BEGIN

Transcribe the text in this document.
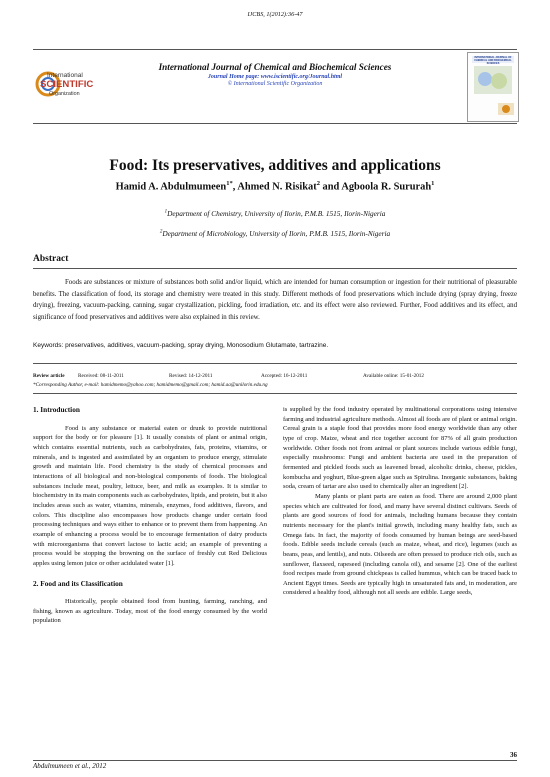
IJCBS, 1(2012):36-47
International
SCIENTIFIC
Organization
International Journal of Chemical and Biochemical Sciences
Journal Home page: www.iscientific.org/Journal.html
© International Scientific Organization
INTERNATIONAL JOURNAL OF CHEMICAL AND BIOCHEMICAL SCIENCES
Food: Its preservatives, additives and applications
Hamid A. Abdulmumeen$^{1*}$, Ahmed N. Risikat$^2$ and Agboola R. Sururah$^1$
$^1$Department of Chemistry, University of Ilorin, P.M.B. 1515, Ilorin-Nigeria
$^2$Department of Microbiology, University of Ilorin, P.M.B. 1515, Ilorin-Nigeria
Abstract
Foods are substances or mixture of substances both solid and/or liquid, which are intended for human consumption or ingestion for their nutritional of pleasurable benefits. The classification of food, its storage and chemistry were treated in this study. Different methods of food preservations which include drying (spray drying, freeze drying), freezing, vacuum-packing, canning, sugar crystallization, pickling, food irradiation, etc. and its effect were also reviewed. Further, Food additives and its effect, and significance of food preservatives and additives were also explained in this review.
Keywords: preservatives, additives, vacuum-packing, spray drying, Monosodium Glutamate, tartrazine.
Review article	Received: 08-11-2011	Revised: 14-12-2011	Accepted: 16-12-2011	Available online: 15-01-2012
*Corresponding Author, e-mail: hamidmemo@yahoo.com; hamidmemo@gmail.com; hamid.aa@unilorin.edu.ng

1. Introduction

Food is any substance or material eaten or drunk to provide nutritional support for the body or for pleasure [1]. It usually consists of plant or animal origin, which contains essential nutrients, such as carbohydrates, fats, proteins, vitamins, or minerals, and is ingested and assimilated by an organism to produce energy, stimulate growth and maintain life. Food chemistry is the study of chemical processes and interactions of all biological and non-biological components of foods. The biological substances include meat, poultry, lettuce, beer, and milk as examples. It is similar to biochemistry in its main components such as carbohydrates, lipids, and protein, but it also includes areas such as water, vitamins, minerals, enzymes, food additives, flavors, and colors. This discipline also encompasses how products change under certain food processing techniques and ways either to enhance or to prevent them from happening. An example of enhancing a process would be to encourage fermentation of dairy products with microorganisms that convert lactose to lactic acid; an example of preventing a process would be stopping the browning on the surface of freshly cut Red Delicious apples using lemon juice or other acidulated water [1].

2. Food and its Classification

Historically, people obtained food from hunting, farming, ranching, and fishing, known as agriculture. Today, most of the food energy consumed by the world population

is supplied by the food industry operated by multinational corporations using intensive farming and industrial agriculture methods. Almost all foods are of plant or animal origin. Cereal grain is a staple food that provides more food energy worldwide than any other type of crop. Maize, wheat and rice together account for 87% of all grain production worldwide. Other foods not from animal or plant sources include various edible fungi, especially mushrooms: Fungi and ambient bacteria are used in the preparation of fermented and pickled foods such as leavened bread, alcoholic drinks, cheese, pickles, kombucha and yoghurt, Blue-green algae such as Spirulina. Inorganic substances, baking soda, cream of tartar are also used to chemically alter an ingredient [2].

Many plants or plant parts are eaten as food. There are around 2,000 plant species which are cultivated for food, and many have several distinct cultivars. Seeds of plants are good sources of food for animals, including humans because they contain nutrients necessary for the plant's initial growth, including many healthy fats, such as Omega fats. In fact, the majority of foods consumed by human beings are seed-based foods. Edible seeds include cereals (such as maize, wheat, and rice), legumes (such as beans, peas, and lentils), and nuts. Oilseeds are often pressed to produce rich oils, such as sunflower, flaxseed, rapeseed (including canola oil), and sesame [2]. One of the earliest food recipes made from ground chickpeas is called hummus, which can be traced back to Ancient Egypt times. Seeds are typically high in unsaturated fats and, in moderation, are considered a healthy food, although not all seeds are edible. Large seeds,

36
Abdulmumeen et al., 2012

END

What you should do -
Transcribe the material exactly, leaving every picture out.

Output of the task -
Transcribe the text in this document.
IJCBS, 1(2012):36-47
International
SCIENTIFIC
Organization
International Journal of Chemical and Biochemical Sciences
Journal Home page: www.iscientific.org/Journal.html
© International Scientific Organization
INTERNATIONAL JOURNAL OF CHEMICAL AND BIOCHEMICAL SCIENCES
Food: Its preservatives, additives and applications
Hamid A. Abdulmumeen$^{1*}$, Ahmed N. Risikat$^2$ and Agboola R. Sururah$^1$
$^1$Department of Chemistry, University of Ilorin, P.M.B. 1515, Ilorin-Nigeria
$^2$Department of Microbiology, University of Ilorin, P.M.B. 1515, Ilorin-Nigeria
Abstract
Foods are substances or mixture of substances both solid and/or liquid, which are intended for human consumption or ingestion for their nutritional of pleasurable benefits. The classification of food, its storage and chemistry were treated in this study. Different methods of food preservations which include drying (spray drying, freeze drying), freezing, vacuum-packing, canning, sugar crystallization, pickling, food irradiation, etc. and its effect were also reviewed. Further, Food additives and its effect, and significance of food preservatives and additives were also explained in this review.
Keywords: preservatives, additives, vacuum-packing, spray drying, Monosodium Glutamate, tartrazine.
Review article	Received: 08-11-2011	Revised: 14-12-2011	Accepted: 16-12-2011	Available online: 15-01-2012
*Corresponding Author, e-mail: hamidmemo@yahoo.com; hamidmemo@gmail.com; hamid.aa@unilorin.edu.ng

1. Introduction

Food is any substance or material eaten or drunk to provide nutritional support for the body or for pleasure [1]. It usually consists of plant or animal origin, which contains essential nutrients, such as carbohydrates, fats, proteins, vitamins, or minerals, and is ingested and assimilated by an organism to produce energy, stimulate growth and maintain life. Food chemistry is the study of chemical processes and interactions of all biological and non-biological components of foods. The biological substances include meat, poultry, lettuce, beer, and milk as examples. It is similar to biochemistry in its main components such as carbohydrates, lipids, and protein, but it also includes areas such as water, vitamins, minerals, enzymes, food additives, flavors, and colors. This discipline also encompasses how products change under certain food processing techniques and ways either to enhance or to prevent them from happening. An example of enhancing a process would be to encourage fermentation of dairy products with microorganisms that convert lactose to lactic acid; an example of preventing a process would be stopping the browning on the surface of freshly cut Red Delicious apples using lemon juice or other acidulated water [1].

2. Food and its Classification

Historically, people obtained food from hunting, farming, ranching, and fishing, known as agriculture. Today, most of the food energy consumed by the world population

is supplied by the food industry operated by multinational corporations using intensive farming and industrial agriculture methods. Almost all foods are of plant or animal origin. Cereal grain is a staple food that provides more food energy worldwide than any other type of crop. Maize, wheat and rice together account for 87% of all grain production worldwide. Other foods not from animal or plant sources include various edible fungi, especially mushrooms: Fungi and ambient bacteria are used in the preparation of fermented and pickled foods such as leavened bread, alcoholic drinks, cheese, pickles, kombucha and yoghurt, Blue-green algae such as Spirulina. Inorganic substances, baking soda, cream of tartar are also used to chemically alter an ingredient [2].

Many plants or plant parts are eaten as food. There are around 2,000 plant species which are cultivated for food, and many have several distinct cultivars. Seeds of plants are good sources of food for animals, including humans because they contain nutrients necessary for the plant's initial growth, including many healthy fats, such as Omega fats. In fact, the majority of foods consumed by human beings are seed-based foods. Edible seeds include cereals (such as maize, wheat, and rice), legumes (such as beans, peas, and lentils), and nuts. Oilseeds are often pressed to produce rich oils, such as sunflower, flaxseed, rapeseed (including canola oil), and sesame [2]. One of the earliest food recipes made from ground chickpeas is called hummus, which can be traced back to Ancient Egypt times. Seeds are typically high in unsaturated fats and, in moderation, are considered a healthy food, although not all seeds are edible. Large seeds,

36
Abdulmumeen et al., 2012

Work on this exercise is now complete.